• **GOAL OF THE EXERCISE**
Reproduce the listing below verbatim.

++++ RECORDS FOR THE EXERCISE

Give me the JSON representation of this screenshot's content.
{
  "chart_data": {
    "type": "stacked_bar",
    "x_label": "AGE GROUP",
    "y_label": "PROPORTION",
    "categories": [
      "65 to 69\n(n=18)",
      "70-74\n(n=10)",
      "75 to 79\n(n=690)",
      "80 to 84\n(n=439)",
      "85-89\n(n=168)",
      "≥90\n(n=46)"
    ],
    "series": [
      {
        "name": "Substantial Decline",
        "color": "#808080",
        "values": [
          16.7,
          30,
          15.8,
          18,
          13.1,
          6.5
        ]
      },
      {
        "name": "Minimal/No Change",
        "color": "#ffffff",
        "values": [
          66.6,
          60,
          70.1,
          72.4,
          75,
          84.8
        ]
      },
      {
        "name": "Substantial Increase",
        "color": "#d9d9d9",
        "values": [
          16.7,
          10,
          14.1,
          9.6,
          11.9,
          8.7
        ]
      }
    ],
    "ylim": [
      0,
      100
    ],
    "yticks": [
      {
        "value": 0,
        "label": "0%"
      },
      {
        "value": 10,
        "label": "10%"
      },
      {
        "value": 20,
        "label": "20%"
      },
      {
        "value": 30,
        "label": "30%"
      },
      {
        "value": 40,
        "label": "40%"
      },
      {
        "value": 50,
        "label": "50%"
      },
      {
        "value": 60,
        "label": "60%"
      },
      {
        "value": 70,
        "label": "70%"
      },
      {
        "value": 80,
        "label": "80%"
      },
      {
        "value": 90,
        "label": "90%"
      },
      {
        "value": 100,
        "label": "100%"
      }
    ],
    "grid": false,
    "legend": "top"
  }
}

++++++++

• **TASK ANSWER**
Give me the JSON representation of this screenshot's content.
{
  "chart_data": {
    "type": "stacked_bar",
    "x_label": "AGE GROUP",
    "y_label": "PROPORTION",
    "categories": [
      "65 to 69\n(n=18)",
      "70-74\n(n=10)",
      "75 to 79\n(n=690)",
      "80 to 84\n(n=439)",
      "85-89\n(n=168)",
      "≥90\n(n=46)"
    ],
    "series": [
      {
        "name": "Substantial Decline",
        "color": "#808080",
        "values": [
          16.7,
          30,
          15.8,
          18,
          13.1,
          6.5
        ]
      },
      {
        "name": "Minimal/No Change",
        "color": "#ffffff",
        "values": [
          66.6,
          60,
          70.1,
          72.4,
          75,
          84.8
        ]
      },
      {
        "name": "Substantial Increase",
        "color": "#d9d9d9",
        "values": [
          16.7,
          10,
          14.1,
          9.6,
          11.9,
          8.7
        ]
      }
    ],
    "ylim": [
      0,
      100
    ],
    "yticks": [
      {
        "value": 0,
        "label": "0%"
      },
      {
        "value": 10,
        "label": "10%"
      },
      {
        "value": 20,
        "label": "20%"
      },
      {
        "value": 30,
        "label": "30%"
      },
      {
        "value": 40,
        "label": "40%"
      },
      {
        "value": 50,
        "label": "50%"
      },
      {
        "value": 60,
        "label": "60%"
      },
      {
        "value": 70,
        "label": "70%"
      },
      {
        "value": 80,
        "label": "80%"
      },
      {
        "value": 90,
        "label": "90%"
      },
      {
        "value": 100,
        "label": "100%"
      }
    ],
    "grid": false,
    "legend": "top"
  }
}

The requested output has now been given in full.